▶ [Material for this task]
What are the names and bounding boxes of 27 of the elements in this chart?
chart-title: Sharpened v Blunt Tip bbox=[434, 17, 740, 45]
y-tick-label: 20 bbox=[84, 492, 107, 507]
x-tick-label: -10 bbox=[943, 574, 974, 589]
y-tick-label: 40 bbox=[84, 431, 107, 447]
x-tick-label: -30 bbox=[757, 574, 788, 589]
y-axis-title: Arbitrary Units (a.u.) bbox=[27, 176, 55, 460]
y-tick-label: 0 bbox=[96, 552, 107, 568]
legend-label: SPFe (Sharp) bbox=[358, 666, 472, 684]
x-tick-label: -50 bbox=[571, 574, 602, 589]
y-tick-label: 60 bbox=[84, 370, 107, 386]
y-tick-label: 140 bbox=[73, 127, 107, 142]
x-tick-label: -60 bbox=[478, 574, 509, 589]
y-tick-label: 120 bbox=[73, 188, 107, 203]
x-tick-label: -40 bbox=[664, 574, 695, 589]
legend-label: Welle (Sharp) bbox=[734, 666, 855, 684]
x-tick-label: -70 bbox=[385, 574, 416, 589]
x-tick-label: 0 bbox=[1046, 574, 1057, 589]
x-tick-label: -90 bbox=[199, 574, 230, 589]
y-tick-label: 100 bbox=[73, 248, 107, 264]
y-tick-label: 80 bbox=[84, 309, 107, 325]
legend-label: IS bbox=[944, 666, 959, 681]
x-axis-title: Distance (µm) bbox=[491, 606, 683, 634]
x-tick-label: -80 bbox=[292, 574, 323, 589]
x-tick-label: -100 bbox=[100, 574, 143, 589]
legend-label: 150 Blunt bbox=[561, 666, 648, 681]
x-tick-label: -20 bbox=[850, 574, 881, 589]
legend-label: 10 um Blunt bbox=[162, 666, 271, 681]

▶ [Problem requirements]
Reproduce the records above line for line, changing no character.

▶ [Worked solution]
What are the names and bounding boxes of 27 of the elements in this chart?
chart-title: Sharpened v Blunt Tip bbox=[434, 17, 740, 45]
y-tick-label: 20 bbox=[84, 492, 107, 507]
x-tick-label: -10 bbox=[943, 574, 974, 589]
y-tick-label: 40 bbox=[84, 431, 107, 447]
x-tick-label: -30 bbox=[757, 574, 788, 589]
y-axis-title: Arbitrary Units (a.u.) bbox=[27, 176, 55, 460]
y-tick-label: 0 bbox=[96, 552, 107, 568]
legend-label: SPFe (Sharp) bbox=[358, 666, 472, 684]
x-tick-label: -50 bbox=[571, 574, 602, 589]
y-tick-label: 60 bbox=[84, 370, 107, 386]
y-tick-label: 140 bbox=[73, 127, 107, 142]
x-tick-label: -60 bbox=[478, 574, 509, 589]
y-tick-label: 120 bbox=[73, 188, 107, 203]
x-tick-label: -40 bbox=[664, 574, 695, 589]
legend-label: Welle (Sharp) bbox=[734, 666, 855, 684]
x-tick-label: -70 bbox=[385, 574, 416, 589]
x-tick-label: 0 bbox=[1046, 574, 1057, 589]
x-tick-label: -90 bbox=[199, 574, 230, 589]
y-tick-label: 100 bbox=[73, 248, 107, 264]
y-tick-label: 80 bbox=[84, 309, 107, 325]
legend-label: IS bbox=[944, 666, 959, 681]
x-axis-title: Distance (µm) bbox=[491, 606, 683, 634]
x-tick-label: -80 bbox=[292, 574, 323, 589]
x-tick-label: -100 bbox=[100, 574, 143, 589]
legend-label: 150 Blunt bbox=[561, 666, 648, 681]
x-tick-label: -20 bbox=[850, 574, 881, 589]
legend-label: 10 um Blunt bbox=[162, 666, 271, 681]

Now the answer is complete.